Look for "screenshot" in each line of the entries, and return the matching lines.
Start of Input data
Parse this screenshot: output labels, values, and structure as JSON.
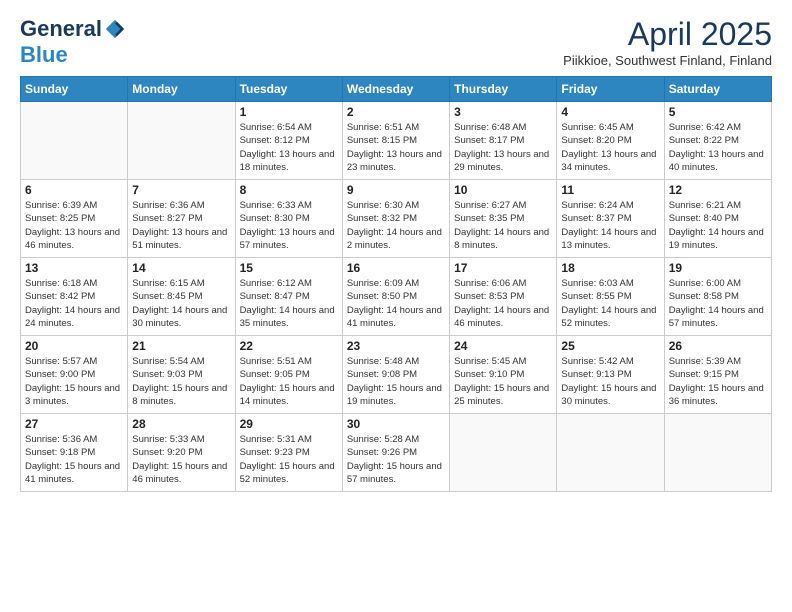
{
  "logo": {
    "general": "General",
    "blue": "Blue"
  },
  "title": "April 2025",
  "subtitle": "Piikkioe, Southwest Finland, Finland",
  "days_of_week": [
    "Sunday",
    "Monday",
    "Tuesday",
    "Wednesday",
    "Thursday",
    "Friday",
    "Saturday"
  ],
  "weeks": [
    [
      {
        "day": "",
        "info": ""
      },
      {
        "day": "",
        "info": ""
      },
      {
        "day": "1",
        "info": "Sunrise: 6:54 AM\nSunset: 8:12 PM\nDaylight: 13 hours and 18 minutes."
      },
      {
        "day": "2",
        "info": "Sunrise: 6:51 AM\nSunset: 8:15 PM\nDaylight: 13 hours and 23 minutes."
      },
      {
        "day": "3",
        "info": "Sunrise: 6:48 AM\nSunset: 8:17 PM\nDaylight: 13 hours and 29 minutes."
      },
      {
        "day": "4",
        "info": "Sunrise: 6:45 AM\nSunset: 8:20 PM\nDaylight: 13 hours and 34 minutes."
      },
      {
        "day": "5",
        "info": "Sunrise: 6:42 AM\nSunset: 8:22 PM\nDaylight: 13 hours and 40 minutes."
      }
    ],
    [
      {
        "day": "6",
        "info": "Sunrise: 6:39 AM\nSunset: 8:25 PM\nDaylight: 13 hours and 46 minutes."
      },
      {
        "day": "7",
        "info": "Sunrise: 6:36 AM\nSunset: 8:27 PM\nDaylight: 13 hours and 51 minutes."
      },
      {
        "day": "8",
        "info": "Sunrise: 6:33 AM\nSunset: 8:30 PM\nDaylight: 13 hours and 57 minutes."
      },
      {
        "day": "9",
        "info": "Sunrise: 6:30 AM\nSunset: 8:32 PM\nDaylight: 14 hours and 2 minutes."
      },
      {
        "day": "10",
        "info": "Sunrise: 6:27 AM\nSunset: 8:35 PM\nDaylight: 14 hours and 8 minutes."
      },
      {
        "day": "11",
        "info": "Sunrise: 6:24 AM\nSunset: 8:37 PM\nDaylight: 14 hours and 13 minutes."
      },
      {
        "day": "12",
        "info": "Sunrise: 6:21 AM\nSunset: 8:40 PM\nDaylight: 14 hours and 19 minutes."
      }
    ],
    [
      {
        "day": "13",
        "info": "Sunrise: 6:18 AM\nSunset: 8:42 PM\nDaylight: 14 hours and 24 minutes."
      },
      {
        "day": "14",
        "info": "Sunrise: 6:15 AM\nSunset: 8:45 PM\nDaylight: 14 hours and 30 minutes."
      },
      {
        "day": "15",
        "info": "Sunrise: 6:12 AM\nSunset: 8:47 PM\nDaylight: 14 hours and 35 minutes."
      },
      {
        "day": "16",
        "info": "Sunrise: 6:09 AM\nSunset: 8:50 PM\nDaylight: 14 hours and 41 minutes."
      },
      {
        "day": "17",
        "info": "Sunrise: 6:06 AM\nSunset: 8:53 PM\nDaylight: 14 hours and 46 minutes."
      },
      {
        "day": "18",
        "info": "Sunrise: 6:03 AM\nSunset: 8:55 PM\nDaylight: 14 hours and 52 minutes."
      },
      {
        "day": "19",
        "info": "Sunrise: 6:00 AM\nSunset: 8:58 PM\nDaylight: 14 hours and 57 minutes."
      }
    ],
    [
      {
        "day": "20",
        "info": "Sunrise: 5:57 AM\nSunset: 9:00 PM\nDaylight: 15 hours and 3 minutes."
      },
      {
        "day": "21",
        "info": "Sunrise: 5:54 AM\nSunset: 9:03 PM\nDaylight: 15 hours and 8 minutes."
      },
      {
        "day": "22",
        "info": "Sunrise: 5:51 AM\nSunset: 9:05 PM\nDaylight: 15 hours and 14 minutes."
      },
      {
        "day": "23",
        "info": "Sunrise: 5:48 AM\nSunset: 9:08 PM\nDaylight: 15 hours and 19 minutes."
      },
      {
        "day": "24",
        "info": "Sunrise: 5:45 AM\nSunset: 9:10 PM\nDaylight: 15 hours and 25 minutes."
      },
      {
        "day": "25",
        "info": "Sunrise: 5:42 AM\nSunset: 9:13 PM\nDaylight: 15 hours and 30 minutes."
      },
      {
        "day": "26",
        "info": "Sunrise: 5:39 AM\nSunset: 9:15 PM\nDaylight: 15 hours and 36 minutes."
      }
    ],
    [
      {
        "day": "27",
        "info": "Sunrise: 5:36 AM\nSunset: 9:18 PM\nDaylight: 15 hours and 41 minutes."
      },
      {
        "day": "28",
        "info": "Sunrise: 5:33 AM\nSunset: 9:20 PM\nDaylight: 15 hours and 46 minutes."
      },
      {
        "day": "29",
        "info": "Sunrise: 5:31 AM\nSunset: 9:23 PM\nDaylight: 15 hours and 52 minutes."
      },
      {
        "day": "30",
        "info": "Sunrise: 5:28 AM\nSunset: 9:26 PM\nDaylight: 15 hours and 57 minutes."
      },
      {
        "day": "",
        "info": ""
      },
      {
        "day": "",
        "info": ""
      },
      {
        "day": "",
        "info": ""
      }
    ]
  ]
}
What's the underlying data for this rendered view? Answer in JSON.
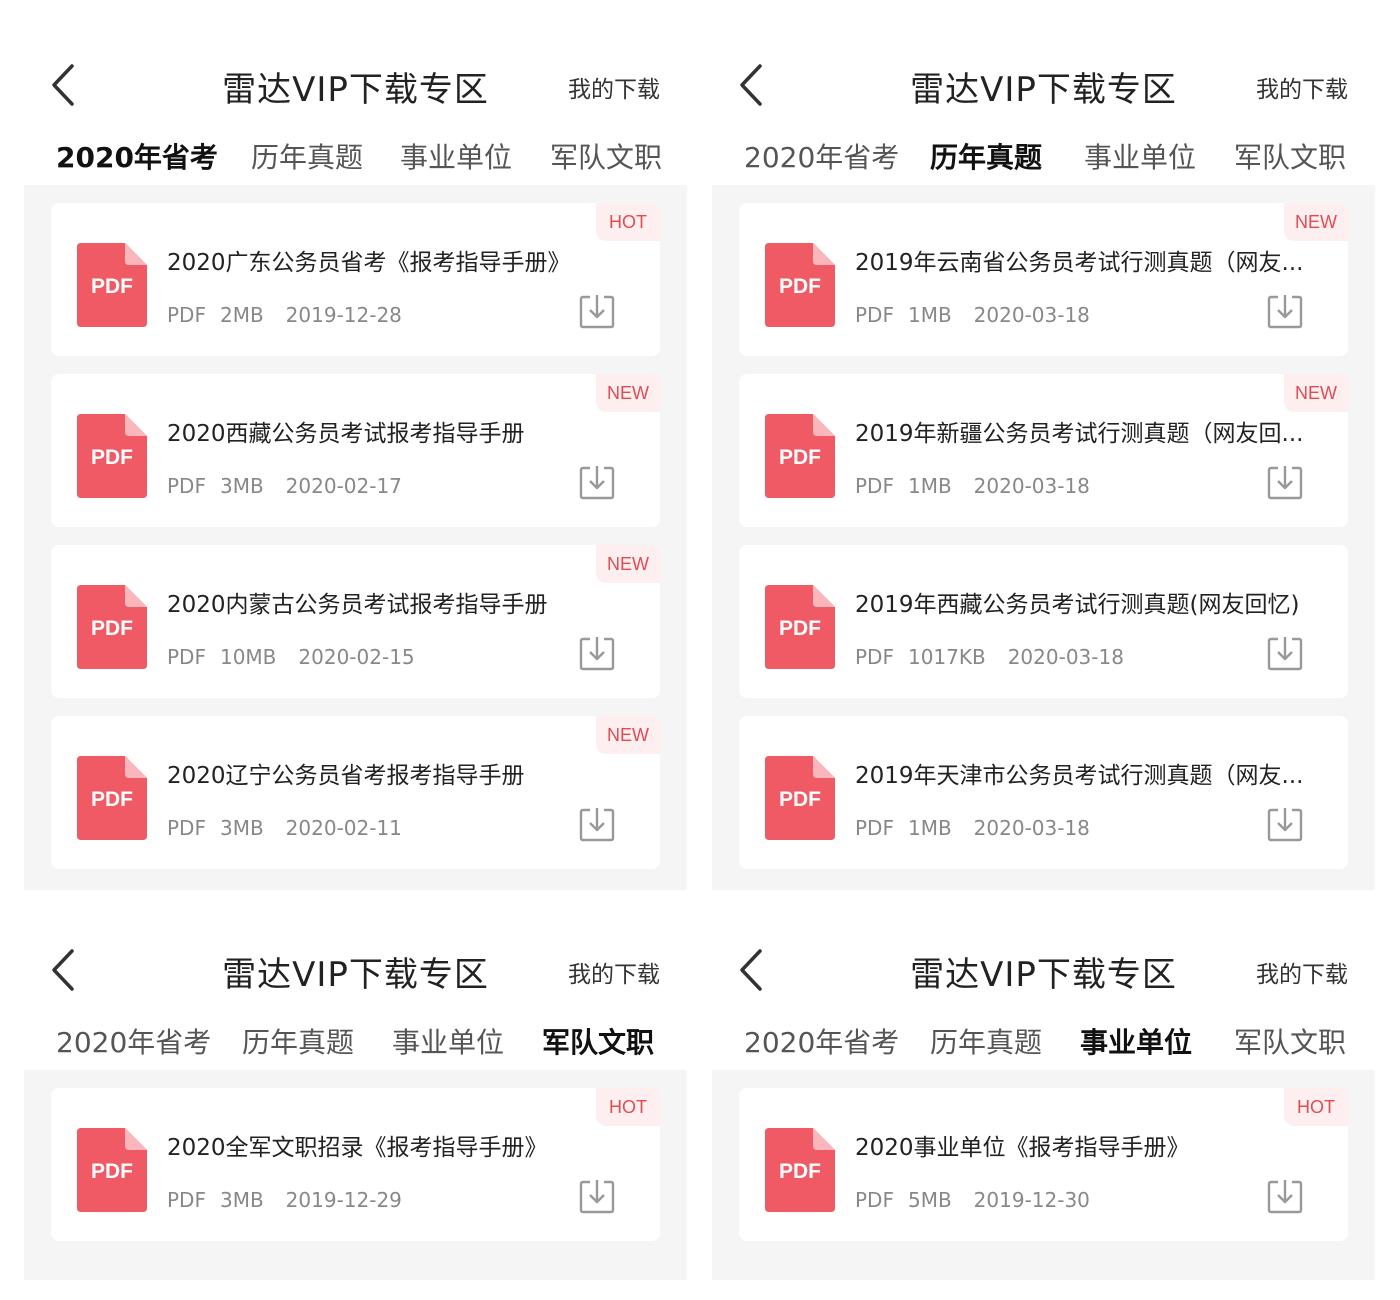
{
  "header": {
    "title": "雷达VIP下载专区",
    "my_downloads": "我的下载"
  },
  "tabs": [
    "2020年省考",
    "历年真题",
    "事业单位",
    "军队文职"
  ],
  "colors": {
    "accent": "#ee4a55",
    "pdf": "#f05a64",
    "badge_bg": "#fdeff0",
    "badge_text": "#e34b53"
  },
  "icons": {
    "back": "chevron-left-icon",
    "download": "download-icon",
    "file": "pdf-file-icon"
  },
  "panels": [
    {
      "active_tab": 0,
      "files": [
        {
          "title": "2020广东公务员省考《报考指导手册》",
          "type": "PDF",
          "size": "2MB",
          "date": "2019-12-28",
          "badge": "HOT"
        },
        {
          "title": "2020西藏公务员考试报考指导手册",
          "type": "PDF",
          "size": "3MB",
          "date": "2020-02-17",
          "badge": "NEW"
        },
        {
          "title": "2020内蒙古公务员考试报考指导手册",
          "type": "PDF",
          "size": "10MB",
          "date": "2020-02-15",
          "badge": "NEW"
        },
        {
          "title": "2020辽宁公务员省考报考指导手册",
          "type": "PDF",
          "size": "3MB",
          "date": "2020-02-11",
          "badge": "NEW"
        }
      ]
    },
    {
      "active_tab": 1,
      "files": [
        {
          "title": "2019年云南省公务员考试行测真题（网友...",
          "type": "PDF",
          "size": "1MB",
          "date": "2020-03-18",
          "badge": "NEW"
        },
        {
          "title": "2019年新疆公务员考试行测真题（网友回...",
          "type": "PDF",
          "size": "1MB",
          "date": "2020-03-18",
          "badge": "NEW"
        },
        {
          "title": "2019年西藏公务员考试行测真题(网友回忆)",
          "type": "PDF",
          "size": "1017KB",
          "date": "2020-03-18",
          "badge": ""
        },
        {
          "title": "2019年天津市公务员考试行测真题（网友...",
          "type": "PDF",
          "size": "1MB",
          "date": "2020-03-18",
          "badge": ""
        }
      ]
    },
    {
      "active_tab": 3,
      "files": [
        {
          "title": "2020全军文职招录《报考指导手册》",
          "type": "PDF",
          "size": "3MB",
          "date": "2019-12-29",
          "badge": "HOT"
        }
      ]
    },
    {
      "active_tab": 2,
      "files": [
        {
          "title": "2020事业单位《报考指导手册》",
          "type": "PDF",
          "size": "5MB",
          "date": "2019-12-30",
          "badge": "HOT"
        }
      ]
    }
  ]
}
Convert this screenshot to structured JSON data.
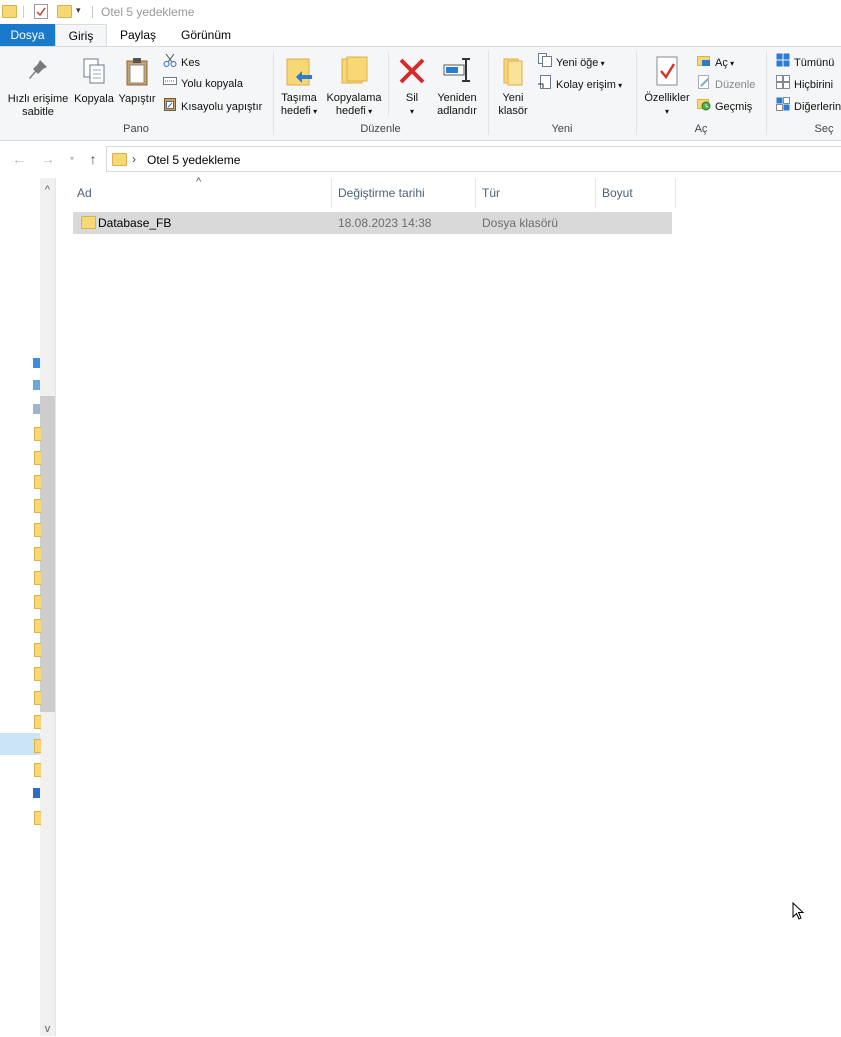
{
  "window": {
    "title": "Otel 5 yedekleme"
  },
  "tabs": [
    "Dosya",
    "Giriş",
    "Paylaş",
    "Görünüm"
  ],
  "ribbon": {
    "pano": {
      "label": "Pano",
      "pin_line1": "Hızlı erişime",
      "pin_line2": "sabitle",
      "copy": "Kopyala",
      "paste": "Yapıştır",
      "cut": "Kes",
      "copy_path": "Yolu kopyala",
      "paste_shortcut": "Kısayolu yapıştır"
    },
    "duzenle": {
      "label": "Düzenle",
      "move_line1": "Taşıma",
      "move_line2": "hedefi",
      "copyto_line1": "Kopyalama",
      "copyto_line2": "hedefi",
      "delete": "Sil",
      "rename_line1": "Yeniden",
      "rename_line2": "adlandır"
    },
    "yeni": {
      "label": "Yeni",
      "new_folder_line1": "Yeni",
      "new_folder_line2": "klasör",
      "new_item": "Yeni öğe",
      "easy_access": "Kolay erişim"
    },
    "ac": {
      "label": "Aç",
      "properties": "Özellikler",
      "open": "Aç",
      "edit": "Düzenle",
      "history": "Geçmiş"
    },
    "sec": {
      "label": "Seç",
      "select_all": "Tümünü",
      "select_none": "Hiçbirini",
      "invert": "Diğerlerini"
    }
  },
  "address": {
    "path": "Otel 5 yedekleme"
  },
  "columns": [
    "Ad",
    "Değiştirme tarihi",
    "Tür",
    "Boyut"
  ],
  "files": [
    {
      "name": "Database_FB",
      "modified": "18.08.2023 14:38",
      "type": "Dosya klasörü",
      "size": ""
    }
  ],
  "colors": {
    "accent": "#1979ca",
    "selected_row": "#d9d9d9",
    "folder": "#f8d775"
  }
}
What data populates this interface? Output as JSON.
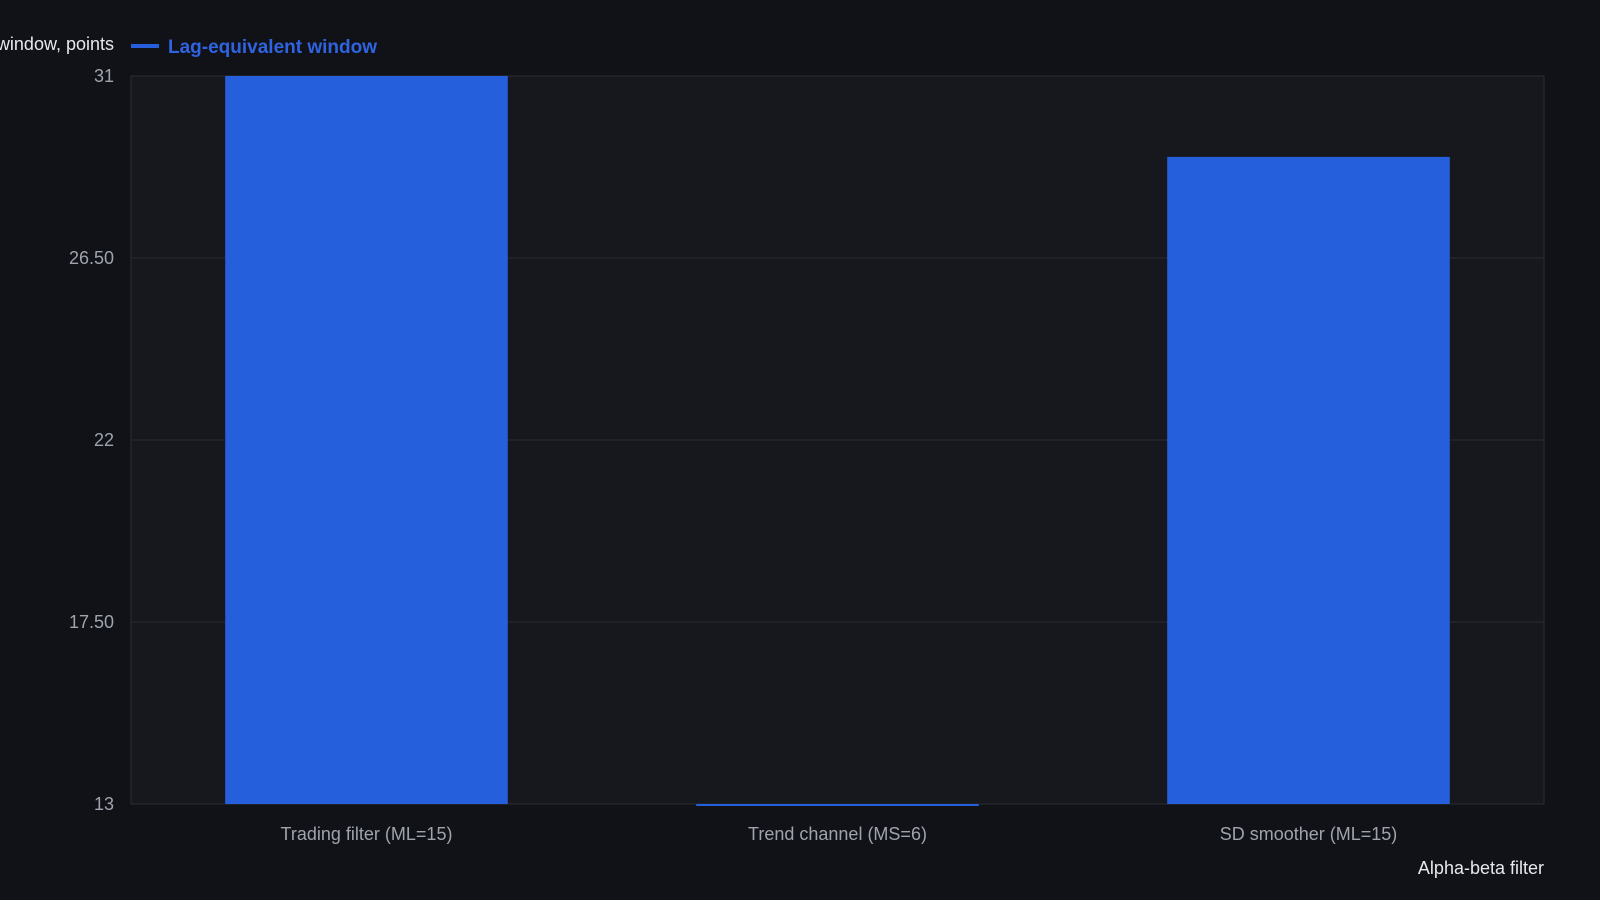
End of Input data
_Written response_.
Parse this screenshot: output labels, values, and structure as JSON.
Convert this screenshot to structured JSON data.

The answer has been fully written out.